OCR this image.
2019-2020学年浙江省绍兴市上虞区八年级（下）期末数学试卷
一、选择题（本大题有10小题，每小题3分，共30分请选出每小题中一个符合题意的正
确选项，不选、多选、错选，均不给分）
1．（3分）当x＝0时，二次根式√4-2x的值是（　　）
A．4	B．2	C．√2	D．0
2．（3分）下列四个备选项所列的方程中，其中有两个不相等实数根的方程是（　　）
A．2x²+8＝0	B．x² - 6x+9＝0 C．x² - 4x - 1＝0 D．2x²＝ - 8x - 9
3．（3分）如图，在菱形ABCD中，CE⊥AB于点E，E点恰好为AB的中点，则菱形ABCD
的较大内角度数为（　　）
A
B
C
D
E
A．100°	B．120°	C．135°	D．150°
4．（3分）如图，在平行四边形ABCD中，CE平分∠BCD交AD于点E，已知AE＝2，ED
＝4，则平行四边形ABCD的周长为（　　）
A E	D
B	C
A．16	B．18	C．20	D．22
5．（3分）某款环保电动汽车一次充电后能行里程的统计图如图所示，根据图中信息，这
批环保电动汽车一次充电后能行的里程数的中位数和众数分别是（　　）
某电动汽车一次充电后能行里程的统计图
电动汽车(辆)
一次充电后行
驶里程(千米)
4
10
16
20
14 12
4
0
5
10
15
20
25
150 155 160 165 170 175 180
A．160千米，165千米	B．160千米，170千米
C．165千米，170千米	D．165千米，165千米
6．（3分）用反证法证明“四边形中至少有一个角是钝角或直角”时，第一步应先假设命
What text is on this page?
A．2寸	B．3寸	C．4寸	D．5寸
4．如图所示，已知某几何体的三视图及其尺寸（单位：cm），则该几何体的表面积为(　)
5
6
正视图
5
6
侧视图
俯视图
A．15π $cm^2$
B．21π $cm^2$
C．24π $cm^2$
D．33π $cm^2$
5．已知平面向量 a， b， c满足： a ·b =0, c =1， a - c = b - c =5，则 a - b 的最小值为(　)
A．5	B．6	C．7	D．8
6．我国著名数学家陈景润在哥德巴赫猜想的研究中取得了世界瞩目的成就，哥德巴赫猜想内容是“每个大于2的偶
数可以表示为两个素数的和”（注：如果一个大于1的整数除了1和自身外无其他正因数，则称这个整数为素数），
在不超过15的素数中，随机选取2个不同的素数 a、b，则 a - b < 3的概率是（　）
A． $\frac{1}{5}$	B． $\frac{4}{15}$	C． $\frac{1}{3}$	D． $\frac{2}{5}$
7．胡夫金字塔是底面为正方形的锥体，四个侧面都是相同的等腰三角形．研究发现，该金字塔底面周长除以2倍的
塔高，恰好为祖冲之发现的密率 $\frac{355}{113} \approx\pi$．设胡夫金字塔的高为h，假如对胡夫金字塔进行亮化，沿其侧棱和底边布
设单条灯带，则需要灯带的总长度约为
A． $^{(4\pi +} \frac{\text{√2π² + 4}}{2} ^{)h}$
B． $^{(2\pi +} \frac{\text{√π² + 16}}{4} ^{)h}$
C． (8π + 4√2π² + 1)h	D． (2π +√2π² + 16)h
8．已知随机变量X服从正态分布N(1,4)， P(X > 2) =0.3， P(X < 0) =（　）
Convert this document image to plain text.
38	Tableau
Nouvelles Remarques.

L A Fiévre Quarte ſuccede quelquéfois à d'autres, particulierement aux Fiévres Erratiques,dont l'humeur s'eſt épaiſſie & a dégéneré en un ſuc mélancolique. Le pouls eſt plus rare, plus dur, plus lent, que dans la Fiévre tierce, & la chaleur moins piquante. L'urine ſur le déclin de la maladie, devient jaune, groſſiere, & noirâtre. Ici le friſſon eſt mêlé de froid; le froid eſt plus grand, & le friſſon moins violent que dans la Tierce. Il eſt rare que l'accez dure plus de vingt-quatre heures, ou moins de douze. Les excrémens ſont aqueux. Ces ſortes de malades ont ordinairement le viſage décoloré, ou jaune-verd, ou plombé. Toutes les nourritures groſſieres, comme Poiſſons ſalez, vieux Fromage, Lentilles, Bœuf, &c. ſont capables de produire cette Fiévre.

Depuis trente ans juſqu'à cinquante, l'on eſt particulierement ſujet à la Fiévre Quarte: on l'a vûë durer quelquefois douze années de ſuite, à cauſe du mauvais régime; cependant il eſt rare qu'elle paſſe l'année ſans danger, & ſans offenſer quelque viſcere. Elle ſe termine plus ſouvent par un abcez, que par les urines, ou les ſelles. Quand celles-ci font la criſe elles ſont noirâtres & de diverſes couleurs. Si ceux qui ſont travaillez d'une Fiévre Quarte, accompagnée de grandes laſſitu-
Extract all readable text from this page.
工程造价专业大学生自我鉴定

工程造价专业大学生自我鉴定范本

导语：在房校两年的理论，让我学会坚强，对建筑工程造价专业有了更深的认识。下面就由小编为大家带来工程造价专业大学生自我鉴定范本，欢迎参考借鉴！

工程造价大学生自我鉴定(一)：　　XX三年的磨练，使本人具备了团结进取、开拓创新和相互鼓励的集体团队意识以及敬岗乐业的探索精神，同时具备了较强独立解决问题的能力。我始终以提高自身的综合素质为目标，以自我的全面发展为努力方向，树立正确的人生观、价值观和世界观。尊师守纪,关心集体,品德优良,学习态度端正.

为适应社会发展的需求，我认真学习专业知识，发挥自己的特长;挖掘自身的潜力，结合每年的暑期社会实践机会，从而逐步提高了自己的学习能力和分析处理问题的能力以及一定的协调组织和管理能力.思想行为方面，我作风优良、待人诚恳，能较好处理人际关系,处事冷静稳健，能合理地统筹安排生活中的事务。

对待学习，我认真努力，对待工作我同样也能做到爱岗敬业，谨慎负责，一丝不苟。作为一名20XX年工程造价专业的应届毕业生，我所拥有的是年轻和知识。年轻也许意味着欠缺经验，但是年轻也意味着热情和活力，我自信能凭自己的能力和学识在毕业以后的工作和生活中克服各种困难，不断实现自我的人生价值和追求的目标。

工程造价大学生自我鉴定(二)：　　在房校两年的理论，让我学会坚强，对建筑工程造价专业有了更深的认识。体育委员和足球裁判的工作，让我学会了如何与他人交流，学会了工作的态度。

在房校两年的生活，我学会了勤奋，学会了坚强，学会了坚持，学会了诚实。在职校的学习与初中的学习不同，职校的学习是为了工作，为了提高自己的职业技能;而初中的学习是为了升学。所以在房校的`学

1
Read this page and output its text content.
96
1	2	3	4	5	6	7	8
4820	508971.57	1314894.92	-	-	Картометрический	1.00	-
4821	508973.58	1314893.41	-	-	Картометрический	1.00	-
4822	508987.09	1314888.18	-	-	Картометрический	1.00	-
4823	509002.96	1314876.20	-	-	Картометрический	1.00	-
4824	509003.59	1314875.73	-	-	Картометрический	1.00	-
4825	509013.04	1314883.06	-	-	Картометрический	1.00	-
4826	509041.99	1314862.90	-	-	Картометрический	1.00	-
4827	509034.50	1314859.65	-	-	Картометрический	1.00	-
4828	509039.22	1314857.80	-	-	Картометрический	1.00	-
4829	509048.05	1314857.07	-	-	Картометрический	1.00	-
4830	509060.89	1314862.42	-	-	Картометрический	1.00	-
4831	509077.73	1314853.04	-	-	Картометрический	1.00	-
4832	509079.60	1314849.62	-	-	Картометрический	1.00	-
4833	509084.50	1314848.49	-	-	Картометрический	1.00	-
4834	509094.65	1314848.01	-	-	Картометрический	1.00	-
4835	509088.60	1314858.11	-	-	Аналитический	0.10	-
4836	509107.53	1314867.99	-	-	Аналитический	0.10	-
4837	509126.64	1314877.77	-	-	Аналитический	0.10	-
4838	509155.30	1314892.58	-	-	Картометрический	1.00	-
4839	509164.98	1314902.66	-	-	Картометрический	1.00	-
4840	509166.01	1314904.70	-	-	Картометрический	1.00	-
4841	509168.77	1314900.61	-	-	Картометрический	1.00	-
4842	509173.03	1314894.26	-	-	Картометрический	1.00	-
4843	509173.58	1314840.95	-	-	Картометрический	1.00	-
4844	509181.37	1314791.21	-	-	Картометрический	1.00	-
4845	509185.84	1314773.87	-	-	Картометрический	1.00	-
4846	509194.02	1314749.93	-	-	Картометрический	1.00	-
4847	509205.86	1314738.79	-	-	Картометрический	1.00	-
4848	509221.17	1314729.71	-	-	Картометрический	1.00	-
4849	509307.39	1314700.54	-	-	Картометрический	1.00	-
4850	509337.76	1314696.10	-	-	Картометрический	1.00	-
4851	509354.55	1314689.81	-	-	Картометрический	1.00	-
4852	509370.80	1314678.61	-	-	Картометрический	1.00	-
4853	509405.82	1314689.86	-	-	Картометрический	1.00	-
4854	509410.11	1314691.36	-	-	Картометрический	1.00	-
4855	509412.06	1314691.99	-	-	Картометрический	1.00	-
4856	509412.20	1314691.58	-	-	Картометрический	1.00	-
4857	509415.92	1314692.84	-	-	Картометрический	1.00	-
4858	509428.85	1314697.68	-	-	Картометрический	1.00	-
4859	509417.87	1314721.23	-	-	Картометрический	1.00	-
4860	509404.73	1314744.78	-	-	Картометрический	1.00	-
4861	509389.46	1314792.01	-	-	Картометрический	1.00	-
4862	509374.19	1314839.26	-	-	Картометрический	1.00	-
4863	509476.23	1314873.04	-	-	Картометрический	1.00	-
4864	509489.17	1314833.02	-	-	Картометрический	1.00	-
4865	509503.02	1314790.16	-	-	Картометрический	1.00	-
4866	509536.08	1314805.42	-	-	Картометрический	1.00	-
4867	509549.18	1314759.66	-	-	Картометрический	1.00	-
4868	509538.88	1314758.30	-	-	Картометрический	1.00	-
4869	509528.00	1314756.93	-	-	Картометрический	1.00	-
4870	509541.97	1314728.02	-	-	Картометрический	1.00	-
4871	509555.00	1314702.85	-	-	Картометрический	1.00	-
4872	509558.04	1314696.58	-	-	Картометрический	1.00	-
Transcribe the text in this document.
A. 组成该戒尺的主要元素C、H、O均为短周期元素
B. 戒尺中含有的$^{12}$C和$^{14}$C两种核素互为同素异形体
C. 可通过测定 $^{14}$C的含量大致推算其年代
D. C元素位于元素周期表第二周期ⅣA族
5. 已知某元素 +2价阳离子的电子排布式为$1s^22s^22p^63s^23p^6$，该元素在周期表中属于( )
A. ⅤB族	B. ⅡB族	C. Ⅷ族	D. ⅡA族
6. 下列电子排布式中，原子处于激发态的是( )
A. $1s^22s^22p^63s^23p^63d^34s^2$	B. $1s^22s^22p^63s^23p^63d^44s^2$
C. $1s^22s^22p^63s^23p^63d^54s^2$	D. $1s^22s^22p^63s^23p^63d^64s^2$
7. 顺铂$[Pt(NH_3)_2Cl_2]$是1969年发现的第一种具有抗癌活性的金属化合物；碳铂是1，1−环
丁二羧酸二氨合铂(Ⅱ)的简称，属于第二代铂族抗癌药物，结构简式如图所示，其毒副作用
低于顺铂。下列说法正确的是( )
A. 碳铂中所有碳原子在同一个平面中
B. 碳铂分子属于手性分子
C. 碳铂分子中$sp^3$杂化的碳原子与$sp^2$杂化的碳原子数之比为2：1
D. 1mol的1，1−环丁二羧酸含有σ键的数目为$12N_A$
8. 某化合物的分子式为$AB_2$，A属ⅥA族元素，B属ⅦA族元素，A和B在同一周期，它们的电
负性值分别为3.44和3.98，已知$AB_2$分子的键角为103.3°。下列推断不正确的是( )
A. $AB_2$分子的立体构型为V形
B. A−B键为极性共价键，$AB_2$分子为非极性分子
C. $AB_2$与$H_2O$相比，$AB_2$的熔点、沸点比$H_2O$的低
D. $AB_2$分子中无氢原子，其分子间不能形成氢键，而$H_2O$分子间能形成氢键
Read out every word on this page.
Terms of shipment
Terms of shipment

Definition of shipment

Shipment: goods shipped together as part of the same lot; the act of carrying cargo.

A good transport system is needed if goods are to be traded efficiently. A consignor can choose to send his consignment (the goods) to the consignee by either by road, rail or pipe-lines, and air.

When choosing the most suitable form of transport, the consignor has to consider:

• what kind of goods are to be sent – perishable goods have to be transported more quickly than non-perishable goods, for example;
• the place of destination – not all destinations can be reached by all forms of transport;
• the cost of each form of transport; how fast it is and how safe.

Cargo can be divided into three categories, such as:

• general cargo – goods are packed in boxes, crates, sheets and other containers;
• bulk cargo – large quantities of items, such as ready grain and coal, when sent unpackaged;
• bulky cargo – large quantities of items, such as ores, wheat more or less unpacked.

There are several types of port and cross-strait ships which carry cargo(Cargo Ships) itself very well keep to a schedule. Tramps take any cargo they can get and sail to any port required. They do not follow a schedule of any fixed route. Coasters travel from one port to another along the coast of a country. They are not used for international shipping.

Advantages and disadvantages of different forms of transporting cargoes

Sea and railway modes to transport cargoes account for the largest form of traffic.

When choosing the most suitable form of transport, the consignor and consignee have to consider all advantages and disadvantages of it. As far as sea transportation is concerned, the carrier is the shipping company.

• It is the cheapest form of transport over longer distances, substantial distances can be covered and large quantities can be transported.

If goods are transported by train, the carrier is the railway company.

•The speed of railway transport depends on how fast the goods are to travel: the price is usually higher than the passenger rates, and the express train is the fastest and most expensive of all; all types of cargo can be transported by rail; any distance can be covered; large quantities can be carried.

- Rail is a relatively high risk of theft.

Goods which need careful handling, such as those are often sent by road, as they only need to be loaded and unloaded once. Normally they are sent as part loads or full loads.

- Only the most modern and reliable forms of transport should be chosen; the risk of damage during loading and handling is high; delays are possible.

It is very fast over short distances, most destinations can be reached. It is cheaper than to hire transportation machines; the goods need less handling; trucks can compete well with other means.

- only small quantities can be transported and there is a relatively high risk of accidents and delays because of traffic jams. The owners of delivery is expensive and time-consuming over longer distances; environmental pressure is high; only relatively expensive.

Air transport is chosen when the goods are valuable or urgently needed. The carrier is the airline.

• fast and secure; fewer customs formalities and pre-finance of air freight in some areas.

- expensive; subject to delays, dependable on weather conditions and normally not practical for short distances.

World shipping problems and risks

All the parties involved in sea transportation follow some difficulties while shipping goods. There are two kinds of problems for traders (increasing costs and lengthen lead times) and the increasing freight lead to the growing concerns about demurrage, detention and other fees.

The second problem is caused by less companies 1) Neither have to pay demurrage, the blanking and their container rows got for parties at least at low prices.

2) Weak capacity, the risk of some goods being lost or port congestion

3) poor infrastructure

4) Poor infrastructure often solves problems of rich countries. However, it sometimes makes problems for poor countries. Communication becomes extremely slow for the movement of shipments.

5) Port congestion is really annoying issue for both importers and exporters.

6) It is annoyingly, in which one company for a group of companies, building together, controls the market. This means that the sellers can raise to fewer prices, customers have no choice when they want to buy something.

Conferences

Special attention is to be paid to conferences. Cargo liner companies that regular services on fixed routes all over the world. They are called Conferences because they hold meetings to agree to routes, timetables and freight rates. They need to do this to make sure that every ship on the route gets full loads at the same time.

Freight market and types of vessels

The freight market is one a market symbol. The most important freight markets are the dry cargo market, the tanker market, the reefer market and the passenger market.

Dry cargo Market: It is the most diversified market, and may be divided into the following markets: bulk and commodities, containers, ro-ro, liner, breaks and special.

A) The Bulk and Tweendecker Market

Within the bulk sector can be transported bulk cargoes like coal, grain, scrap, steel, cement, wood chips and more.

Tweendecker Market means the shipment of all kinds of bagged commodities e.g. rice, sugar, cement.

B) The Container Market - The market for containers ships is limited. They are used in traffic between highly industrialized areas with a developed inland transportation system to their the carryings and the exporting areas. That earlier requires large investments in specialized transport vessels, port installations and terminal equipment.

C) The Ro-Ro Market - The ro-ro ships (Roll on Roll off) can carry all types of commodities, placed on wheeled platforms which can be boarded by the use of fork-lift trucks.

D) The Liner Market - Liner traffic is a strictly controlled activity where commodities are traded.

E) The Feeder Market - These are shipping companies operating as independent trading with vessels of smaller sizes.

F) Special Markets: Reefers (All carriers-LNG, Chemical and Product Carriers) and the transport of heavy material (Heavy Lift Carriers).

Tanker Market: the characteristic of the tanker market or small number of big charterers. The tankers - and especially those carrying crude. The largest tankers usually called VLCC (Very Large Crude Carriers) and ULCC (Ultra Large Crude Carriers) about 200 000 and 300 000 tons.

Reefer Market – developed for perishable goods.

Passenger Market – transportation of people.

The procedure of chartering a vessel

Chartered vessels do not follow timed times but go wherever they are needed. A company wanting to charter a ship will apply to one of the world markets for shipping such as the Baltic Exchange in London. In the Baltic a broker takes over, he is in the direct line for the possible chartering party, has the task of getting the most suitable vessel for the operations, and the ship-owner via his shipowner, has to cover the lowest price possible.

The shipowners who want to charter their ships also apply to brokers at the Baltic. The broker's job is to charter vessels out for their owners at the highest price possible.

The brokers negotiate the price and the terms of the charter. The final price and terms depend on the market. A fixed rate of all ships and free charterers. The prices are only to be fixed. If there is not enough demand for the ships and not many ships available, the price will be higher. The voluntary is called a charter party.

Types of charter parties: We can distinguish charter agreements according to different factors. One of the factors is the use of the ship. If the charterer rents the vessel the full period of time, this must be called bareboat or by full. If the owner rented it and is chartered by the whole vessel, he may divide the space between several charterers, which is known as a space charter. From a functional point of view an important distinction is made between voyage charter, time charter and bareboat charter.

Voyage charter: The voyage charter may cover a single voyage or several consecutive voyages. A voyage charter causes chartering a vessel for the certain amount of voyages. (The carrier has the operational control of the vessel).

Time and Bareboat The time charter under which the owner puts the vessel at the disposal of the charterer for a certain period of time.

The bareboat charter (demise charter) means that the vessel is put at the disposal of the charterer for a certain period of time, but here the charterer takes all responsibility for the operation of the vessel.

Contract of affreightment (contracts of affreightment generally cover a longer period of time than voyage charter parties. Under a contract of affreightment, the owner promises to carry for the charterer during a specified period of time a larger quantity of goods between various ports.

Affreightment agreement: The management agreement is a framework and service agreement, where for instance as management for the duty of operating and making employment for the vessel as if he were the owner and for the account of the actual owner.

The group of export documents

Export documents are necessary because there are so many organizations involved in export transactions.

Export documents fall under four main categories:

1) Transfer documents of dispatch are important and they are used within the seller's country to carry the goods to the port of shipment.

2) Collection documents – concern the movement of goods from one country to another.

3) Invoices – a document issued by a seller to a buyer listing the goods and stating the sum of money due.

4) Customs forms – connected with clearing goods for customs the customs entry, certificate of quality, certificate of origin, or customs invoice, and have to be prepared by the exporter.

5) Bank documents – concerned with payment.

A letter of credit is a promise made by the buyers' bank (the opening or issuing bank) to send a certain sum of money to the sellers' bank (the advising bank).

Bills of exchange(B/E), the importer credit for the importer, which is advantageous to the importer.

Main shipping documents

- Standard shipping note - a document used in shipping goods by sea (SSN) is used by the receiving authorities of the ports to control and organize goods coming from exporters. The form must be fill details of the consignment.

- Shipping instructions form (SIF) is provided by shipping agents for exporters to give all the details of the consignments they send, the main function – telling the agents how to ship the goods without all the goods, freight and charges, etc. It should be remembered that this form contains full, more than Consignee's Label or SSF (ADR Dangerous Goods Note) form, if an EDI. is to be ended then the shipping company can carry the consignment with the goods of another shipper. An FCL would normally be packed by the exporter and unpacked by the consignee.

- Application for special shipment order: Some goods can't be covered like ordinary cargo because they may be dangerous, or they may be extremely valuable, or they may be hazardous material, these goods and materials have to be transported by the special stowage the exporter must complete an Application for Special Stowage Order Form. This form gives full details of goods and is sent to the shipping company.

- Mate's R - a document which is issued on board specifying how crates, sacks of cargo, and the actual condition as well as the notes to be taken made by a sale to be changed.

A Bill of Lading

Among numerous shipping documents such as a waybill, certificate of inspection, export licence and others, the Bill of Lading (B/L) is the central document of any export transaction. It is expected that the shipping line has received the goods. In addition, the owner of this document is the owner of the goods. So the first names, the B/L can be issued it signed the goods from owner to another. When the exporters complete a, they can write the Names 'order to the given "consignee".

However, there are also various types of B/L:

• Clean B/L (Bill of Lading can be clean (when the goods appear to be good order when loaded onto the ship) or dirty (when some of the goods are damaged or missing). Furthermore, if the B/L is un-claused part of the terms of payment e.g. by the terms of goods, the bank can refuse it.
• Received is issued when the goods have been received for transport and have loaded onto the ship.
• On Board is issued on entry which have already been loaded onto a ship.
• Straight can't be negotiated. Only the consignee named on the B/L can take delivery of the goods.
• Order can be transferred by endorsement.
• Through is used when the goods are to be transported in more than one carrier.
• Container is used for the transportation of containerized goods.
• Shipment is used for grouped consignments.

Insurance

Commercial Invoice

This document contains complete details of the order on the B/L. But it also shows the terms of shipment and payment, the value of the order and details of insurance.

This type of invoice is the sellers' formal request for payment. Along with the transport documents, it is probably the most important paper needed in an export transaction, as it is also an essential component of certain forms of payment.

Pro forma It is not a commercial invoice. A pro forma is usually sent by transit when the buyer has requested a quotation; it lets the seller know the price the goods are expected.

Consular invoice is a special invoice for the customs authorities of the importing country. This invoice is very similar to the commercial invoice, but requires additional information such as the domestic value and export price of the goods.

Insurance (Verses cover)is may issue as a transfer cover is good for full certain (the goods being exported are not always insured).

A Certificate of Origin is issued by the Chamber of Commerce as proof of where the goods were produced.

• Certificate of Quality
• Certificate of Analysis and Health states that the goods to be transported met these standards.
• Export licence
□ □ □ □ □
◆ **EXERCISE**
Pick each line holding the word "railway" out of the data and copy it.

◆ **REPLY**
Sea and railway modes to transport cargoes account for the largest form of traffic.
If goods are transported by train, the carrier is the railway company.
•The speed of railway transport depends on how fast the goods are to travel: the price is usually higher than the passenger rates, and the express train is the fastest and most expensive of all; all types of cargo can be transported by rail; any distance can be covered; large quantities can be carried.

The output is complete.